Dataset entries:
---+---

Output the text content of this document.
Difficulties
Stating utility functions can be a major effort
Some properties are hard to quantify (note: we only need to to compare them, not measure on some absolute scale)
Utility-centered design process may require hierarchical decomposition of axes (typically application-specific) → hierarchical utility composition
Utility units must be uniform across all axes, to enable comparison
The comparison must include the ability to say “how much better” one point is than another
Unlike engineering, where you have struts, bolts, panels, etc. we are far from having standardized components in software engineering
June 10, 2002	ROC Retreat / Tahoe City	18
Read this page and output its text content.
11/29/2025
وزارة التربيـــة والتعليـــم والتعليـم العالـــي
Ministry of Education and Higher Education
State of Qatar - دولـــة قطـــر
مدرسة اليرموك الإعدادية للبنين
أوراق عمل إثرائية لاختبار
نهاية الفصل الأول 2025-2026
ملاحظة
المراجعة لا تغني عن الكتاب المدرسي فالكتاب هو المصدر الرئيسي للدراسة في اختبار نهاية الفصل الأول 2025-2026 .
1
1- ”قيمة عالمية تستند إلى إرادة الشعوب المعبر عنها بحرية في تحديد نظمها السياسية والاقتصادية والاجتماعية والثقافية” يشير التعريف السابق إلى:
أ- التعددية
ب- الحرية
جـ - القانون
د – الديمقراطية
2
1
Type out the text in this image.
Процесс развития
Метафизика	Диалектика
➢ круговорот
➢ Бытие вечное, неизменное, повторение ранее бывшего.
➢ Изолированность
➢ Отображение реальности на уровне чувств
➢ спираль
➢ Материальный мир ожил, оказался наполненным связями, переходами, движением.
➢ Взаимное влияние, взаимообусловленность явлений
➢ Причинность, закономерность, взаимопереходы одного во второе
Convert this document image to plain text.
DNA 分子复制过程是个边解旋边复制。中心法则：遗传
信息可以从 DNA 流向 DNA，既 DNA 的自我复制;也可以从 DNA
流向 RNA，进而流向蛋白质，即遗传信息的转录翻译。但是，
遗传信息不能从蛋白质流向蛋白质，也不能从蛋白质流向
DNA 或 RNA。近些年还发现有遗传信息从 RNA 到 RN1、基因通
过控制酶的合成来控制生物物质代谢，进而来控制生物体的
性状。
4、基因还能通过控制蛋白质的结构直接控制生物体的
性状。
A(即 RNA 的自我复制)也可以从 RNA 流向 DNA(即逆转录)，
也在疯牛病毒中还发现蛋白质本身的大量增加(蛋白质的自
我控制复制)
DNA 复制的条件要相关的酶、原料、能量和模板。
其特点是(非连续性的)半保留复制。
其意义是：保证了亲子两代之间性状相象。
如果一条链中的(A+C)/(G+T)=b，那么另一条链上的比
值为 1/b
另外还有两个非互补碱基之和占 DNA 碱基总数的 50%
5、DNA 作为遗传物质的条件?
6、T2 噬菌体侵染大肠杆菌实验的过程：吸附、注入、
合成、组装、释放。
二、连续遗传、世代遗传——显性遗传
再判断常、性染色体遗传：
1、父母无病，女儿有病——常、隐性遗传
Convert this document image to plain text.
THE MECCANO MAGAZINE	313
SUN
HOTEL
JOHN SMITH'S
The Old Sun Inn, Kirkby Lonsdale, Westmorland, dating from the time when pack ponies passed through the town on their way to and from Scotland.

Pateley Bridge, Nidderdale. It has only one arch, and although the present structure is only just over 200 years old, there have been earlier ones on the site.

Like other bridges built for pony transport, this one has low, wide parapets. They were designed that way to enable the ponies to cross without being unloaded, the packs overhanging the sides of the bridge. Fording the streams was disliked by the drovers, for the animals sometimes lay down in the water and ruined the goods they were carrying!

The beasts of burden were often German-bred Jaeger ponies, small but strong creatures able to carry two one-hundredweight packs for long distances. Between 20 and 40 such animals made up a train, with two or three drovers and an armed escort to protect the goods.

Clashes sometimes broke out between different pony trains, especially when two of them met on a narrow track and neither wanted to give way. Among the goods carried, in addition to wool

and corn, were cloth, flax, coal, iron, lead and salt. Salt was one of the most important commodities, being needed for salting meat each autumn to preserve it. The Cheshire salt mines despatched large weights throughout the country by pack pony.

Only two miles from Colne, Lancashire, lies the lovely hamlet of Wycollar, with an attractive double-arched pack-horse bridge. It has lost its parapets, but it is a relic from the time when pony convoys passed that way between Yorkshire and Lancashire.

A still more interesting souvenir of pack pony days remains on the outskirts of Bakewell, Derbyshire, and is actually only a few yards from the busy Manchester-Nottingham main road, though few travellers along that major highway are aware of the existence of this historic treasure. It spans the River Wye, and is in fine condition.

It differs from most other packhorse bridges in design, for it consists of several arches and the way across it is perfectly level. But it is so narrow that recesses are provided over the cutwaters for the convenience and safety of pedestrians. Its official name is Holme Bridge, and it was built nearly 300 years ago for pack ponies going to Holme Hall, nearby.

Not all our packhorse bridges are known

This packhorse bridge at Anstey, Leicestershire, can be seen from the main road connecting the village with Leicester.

---+---

• _REQUIREMENT_
For each line of the entries that includes "الفصل", show that line.

• _FINAL ANSWER_
نهاية الفصل الأول 2025-2026
المراجعة لا تغني عن الكتاب المدرسي فالكتاب هو المصدر الرئيسي للدراسة في اختبار نهاية الفصل الأول 2025-2026 .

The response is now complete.